Stored data entries:
↓↓↓
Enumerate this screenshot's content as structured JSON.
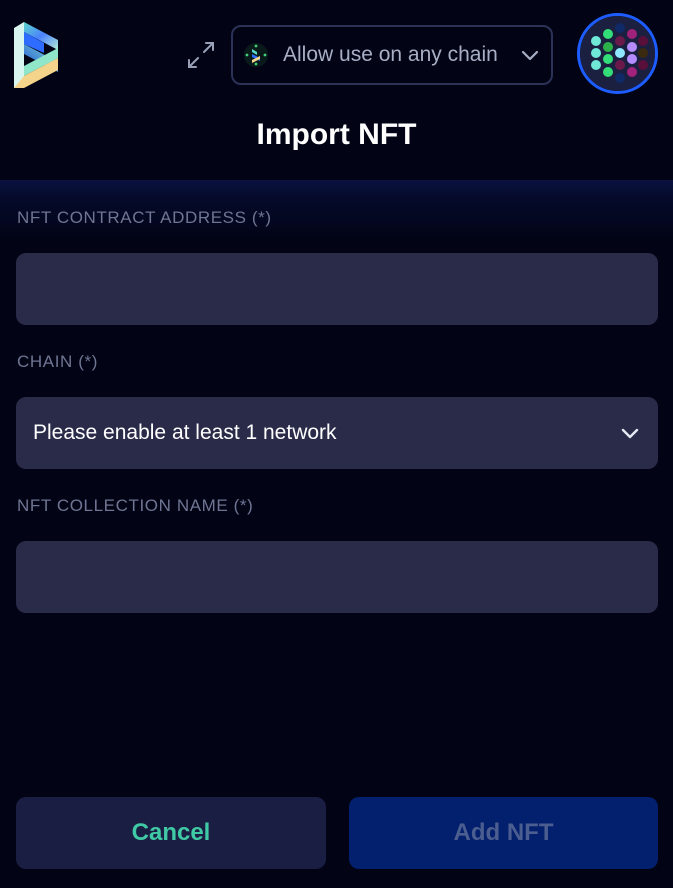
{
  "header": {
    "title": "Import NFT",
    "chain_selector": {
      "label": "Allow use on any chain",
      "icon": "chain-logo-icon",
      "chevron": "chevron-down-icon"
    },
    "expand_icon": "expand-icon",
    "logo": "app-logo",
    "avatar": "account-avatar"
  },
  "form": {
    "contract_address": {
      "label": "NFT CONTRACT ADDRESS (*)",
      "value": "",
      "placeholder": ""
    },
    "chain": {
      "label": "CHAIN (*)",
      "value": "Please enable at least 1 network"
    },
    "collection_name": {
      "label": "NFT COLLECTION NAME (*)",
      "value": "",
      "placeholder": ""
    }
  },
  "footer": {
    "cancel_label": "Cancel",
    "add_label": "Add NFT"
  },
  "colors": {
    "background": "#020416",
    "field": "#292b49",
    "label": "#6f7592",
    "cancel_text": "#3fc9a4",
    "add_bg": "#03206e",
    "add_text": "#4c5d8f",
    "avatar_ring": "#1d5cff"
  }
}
↑↑↑
**EXERCISE INSTRUCTIONS**
The records above need to be restated word for word, with the pictures left out.

**EXERCISE SOLUTION**
Enumerate this screenshot's content as structured JSON.
{
  "header": {
    "title": "Import NFT",
    "chain_selector": {
      "label": "Allow use on any chain",
      "icon": "chain-logo-icon",
      "chevron": "chevron-down-icon"
    },
    "expand_icon": "expand-icon",
    "logo": "app-logo",
    "avatar": "account-avatar"
  },
  "form": {
    "contract_address": {
      "label": "NFT CONTRACT ADDRESS (*)",
      "value": "",
      "placeholder": ""
    },
    "chain": {
      "label": "CHAIN (*)",
      "value": "Please enable at least 1 network"
    },
    "collection_name": {
      "label": "NFT COLLECTION NAME (*)",
      "value": "",
      "placeholder": ""
    }
  },
  "footer": {
    "cancel_label": "Cancel",
    "add_label": "Add NFT"
  },
  "colors": {
    "background": "#020416",
    "field": "#292b49",
    "label": "#6f7592",
    "cancel_text": "#3fc9a4",
    "add_bg": "#03206e",
    "add_text": "#4c5d8f",
    "avatar_ring": "#1d5cff"
  }
}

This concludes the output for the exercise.